--- PROVIDED PASSAGE Enclosed Below ---

Joel Grant responds to Milicent Cranor's comments of 14 November 1999
(Received 15 November 1999)

Ms. Cranor's response is primarily a mixture of ad hominem (e.g. trying to impugn Dr. Baden's credentials), irrelevancy and misunderstanding.
    For example, her example of a "shored entrance wound" has nothing to do with any wounds suffered by JFK. It involves a person being shot while pressing against a door. But a bullet going through a door can have its flight altered and almost certainly will cause pieces of the door to enter the victim's body thereby altering the wound. Tight clothing can and does shore exit wounds and tight clothing, in the area of JFK's shirt collar, is the only possible shoring material relevant to this case.
    She misunderstands my comments about the possibility of the bullet falling out of JFK's back. I only mentioned it so as to avoid the accusation of not mentioning this as a possibility that has been raised by multiple gunman advocates such as Josiah Thompson in his book Six Seconds in Dallas.

--- End of Enclosed PROVIDED PASSAGE ---
--- DATA LISTING Enclosed Below ---

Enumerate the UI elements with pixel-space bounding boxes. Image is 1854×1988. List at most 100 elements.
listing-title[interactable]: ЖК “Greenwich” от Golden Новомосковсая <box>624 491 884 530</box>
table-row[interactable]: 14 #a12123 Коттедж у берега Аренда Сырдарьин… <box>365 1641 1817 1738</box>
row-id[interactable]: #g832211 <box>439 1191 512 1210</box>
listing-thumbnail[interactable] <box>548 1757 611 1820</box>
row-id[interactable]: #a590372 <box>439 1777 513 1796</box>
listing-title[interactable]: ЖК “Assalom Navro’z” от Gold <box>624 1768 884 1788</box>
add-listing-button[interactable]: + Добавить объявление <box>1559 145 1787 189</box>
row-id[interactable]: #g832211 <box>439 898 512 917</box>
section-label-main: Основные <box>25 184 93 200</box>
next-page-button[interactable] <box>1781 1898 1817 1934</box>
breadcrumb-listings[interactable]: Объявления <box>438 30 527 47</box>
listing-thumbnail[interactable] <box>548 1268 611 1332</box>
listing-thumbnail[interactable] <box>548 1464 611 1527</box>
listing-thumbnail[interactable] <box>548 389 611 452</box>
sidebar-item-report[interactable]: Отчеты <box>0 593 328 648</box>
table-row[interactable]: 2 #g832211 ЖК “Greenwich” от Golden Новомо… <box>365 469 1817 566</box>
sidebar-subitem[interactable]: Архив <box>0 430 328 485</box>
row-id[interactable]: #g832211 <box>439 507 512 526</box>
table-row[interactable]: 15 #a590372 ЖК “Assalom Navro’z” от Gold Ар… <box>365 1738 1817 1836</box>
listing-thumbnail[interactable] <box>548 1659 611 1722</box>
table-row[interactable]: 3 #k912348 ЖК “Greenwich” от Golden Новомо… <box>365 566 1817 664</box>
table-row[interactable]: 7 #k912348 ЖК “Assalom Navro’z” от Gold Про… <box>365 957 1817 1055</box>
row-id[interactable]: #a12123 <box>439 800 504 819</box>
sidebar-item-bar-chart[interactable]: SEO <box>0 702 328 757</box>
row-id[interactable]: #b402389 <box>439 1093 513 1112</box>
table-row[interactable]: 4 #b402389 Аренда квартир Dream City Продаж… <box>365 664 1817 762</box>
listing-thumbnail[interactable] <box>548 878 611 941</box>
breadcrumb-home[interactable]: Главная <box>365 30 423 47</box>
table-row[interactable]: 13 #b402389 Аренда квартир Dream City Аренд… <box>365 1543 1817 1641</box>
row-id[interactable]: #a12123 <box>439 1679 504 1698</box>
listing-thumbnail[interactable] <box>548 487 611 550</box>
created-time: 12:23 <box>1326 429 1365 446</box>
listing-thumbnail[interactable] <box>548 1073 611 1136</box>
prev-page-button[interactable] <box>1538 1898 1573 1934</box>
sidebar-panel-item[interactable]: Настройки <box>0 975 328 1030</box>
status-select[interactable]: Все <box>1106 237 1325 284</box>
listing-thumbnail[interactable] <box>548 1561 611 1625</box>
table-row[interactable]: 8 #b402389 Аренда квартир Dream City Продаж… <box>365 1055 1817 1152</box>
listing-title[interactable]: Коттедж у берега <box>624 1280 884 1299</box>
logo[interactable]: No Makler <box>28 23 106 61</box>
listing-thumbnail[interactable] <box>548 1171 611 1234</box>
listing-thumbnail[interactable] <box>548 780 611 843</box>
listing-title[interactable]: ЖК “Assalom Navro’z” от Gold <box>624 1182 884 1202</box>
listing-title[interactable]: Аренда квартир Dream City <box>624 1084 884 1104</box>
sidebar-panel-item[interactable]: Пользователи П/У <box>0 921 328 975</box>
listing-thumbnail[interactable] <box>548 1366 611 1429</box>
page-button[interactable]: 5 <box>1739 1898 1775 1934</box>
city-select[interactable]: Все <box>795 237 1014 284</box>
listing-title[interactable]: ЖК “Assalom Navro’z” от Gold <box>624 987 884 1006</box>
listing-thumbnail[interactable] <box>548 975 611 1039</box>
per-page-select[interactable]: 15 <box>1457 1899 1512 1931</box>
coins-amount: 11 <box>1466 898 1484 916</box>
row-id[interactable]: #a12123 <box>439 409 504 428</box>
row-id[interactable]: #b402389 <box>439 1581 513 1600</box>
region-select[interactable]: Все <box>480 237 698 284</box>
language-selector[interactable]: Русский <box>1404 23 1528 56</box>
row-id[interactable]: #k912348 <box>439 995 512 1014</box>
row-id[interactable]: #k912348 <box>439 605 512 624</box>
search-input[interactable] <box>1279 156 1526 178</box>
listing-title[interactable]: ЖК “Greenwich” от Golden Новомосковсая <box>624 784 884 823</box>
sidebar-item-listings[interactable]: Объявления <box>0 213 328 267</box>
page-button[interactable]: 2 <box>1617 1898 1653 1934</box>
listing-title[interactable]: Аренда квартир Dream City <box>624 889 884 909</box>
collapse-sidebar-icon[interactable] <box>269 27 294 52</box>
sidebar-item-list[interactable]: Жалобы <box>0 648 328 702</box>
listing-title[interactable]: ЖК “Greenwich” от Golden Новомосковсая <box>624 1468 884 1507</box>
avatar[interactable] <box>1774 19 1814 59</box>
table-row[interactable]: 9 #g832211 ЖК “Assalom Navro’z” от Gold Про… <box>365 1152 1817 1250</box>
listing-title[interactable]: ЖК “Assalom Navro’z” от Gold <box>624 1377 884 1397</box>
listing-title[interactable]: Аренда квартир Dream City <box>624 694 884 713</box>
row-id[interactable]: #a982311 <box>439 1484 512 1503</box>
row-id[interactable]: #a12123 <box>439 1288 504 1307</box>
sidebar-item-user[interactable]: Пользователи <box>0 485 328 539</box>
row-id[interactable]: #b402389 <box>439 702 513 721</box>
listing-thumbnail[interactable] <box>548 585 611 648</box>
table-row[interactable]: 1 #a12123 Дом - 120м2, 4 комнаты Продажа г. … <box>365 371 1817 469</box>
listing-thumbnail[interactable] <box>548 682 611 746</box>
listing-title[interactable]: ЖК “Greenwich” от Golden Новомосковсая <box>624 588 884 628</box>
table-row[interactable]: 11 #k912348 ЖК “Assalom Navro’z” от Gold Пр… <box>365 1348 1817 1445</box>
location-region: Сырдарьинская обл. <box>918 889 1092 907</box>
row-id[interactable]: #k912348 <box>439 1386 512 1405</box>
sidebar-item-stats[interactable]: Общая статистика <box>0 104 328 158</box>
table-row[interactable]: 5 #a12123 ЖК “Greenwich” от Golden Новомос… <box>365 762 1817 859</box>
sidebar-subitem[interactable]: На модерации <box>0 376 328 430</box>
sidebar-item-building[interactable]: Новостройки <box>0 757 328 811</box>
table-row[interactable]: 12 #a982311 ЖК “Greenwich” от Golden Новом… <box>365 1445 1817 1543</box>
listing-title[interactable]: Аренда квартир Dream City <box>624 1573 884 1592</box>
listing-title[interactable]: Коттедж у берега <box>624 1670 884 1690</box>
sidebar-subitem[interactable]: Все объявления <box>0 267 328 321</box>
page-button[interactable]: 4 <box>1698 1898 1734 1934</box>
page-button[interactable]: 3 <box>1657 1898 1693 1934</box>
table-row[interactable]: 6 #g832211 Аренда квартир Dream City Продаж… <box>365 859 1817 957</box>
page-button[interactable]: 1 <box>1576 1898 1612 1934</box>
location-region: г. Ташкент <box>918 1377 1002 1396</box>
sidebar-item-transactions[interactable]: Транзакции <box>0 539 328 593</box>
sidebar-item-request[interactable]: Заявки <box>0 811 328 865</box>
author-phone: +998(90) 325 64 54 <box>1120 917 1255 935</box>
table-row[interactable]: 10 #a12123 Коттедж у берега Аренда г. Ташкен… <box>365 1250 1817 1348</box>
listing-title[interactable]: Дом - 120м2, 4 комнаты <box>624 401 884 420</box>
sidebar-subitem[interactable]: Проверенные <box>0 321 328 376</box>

--- End of Enclosed DATA LISTING ---

**APPLY WHAT YOU READ**.
1 > Reproduce the portion of Joel Grant's response to Milicent Cranor from "Ms. Cranor's response" up to and including "to this case.".
2 > Extend Joel Grant's response to Milicent Cranor by writing the next part, beginning after its final sentence.

**RESULTS FOR EACH TASK**.
1 >
Ms. Cranor's response is primarily a mixture of ad hominem (e.g. trying to impugn Dr. Baden's credentials), irrelevancy and misunderstanding.
    For example, her example of a "shored entrance wound" has nothing to do with any wounds suffered by JFK. It involves a person being shot while pressing against a door. But a bullet going through a door can have its flight altered and almost certainly will cause pieces of the door to enter the victim's body thereby altering the wound. Tight clothing can and does shore exit wounds and tight clothing, in the area of JFK's shirt collar, is the only possible shoring material relevant to this case.

2 >
    The bottom line remains: all of the physical evidence such as the clothing and the autopsy photos and X-rays prove beyond any possible doubt that the wound in JFK's back was an entrance wound. No significant portion of a bullet was found in JFK's torso. Therefore the bullet exited. The only possible exit site was JFK's throat, through the wound observed (but not closely examined; they did not wipe the blood from the margins, for example) at Parkland Memorial Hospital. The one forensic pathologist and two clinical pathologists who examined JFK's body at Bethesda came to this conclusion. Something like fourteen forensic pathologists who have studied the autopsy documentation have come to the same conclusion.
    If Ms. Cranor, who is not a forensic pathologist and has not studied the original materials, believes that cherry-picking gunshot wound literature in hopes of a way out carries more weight, she is quite welcome to that view.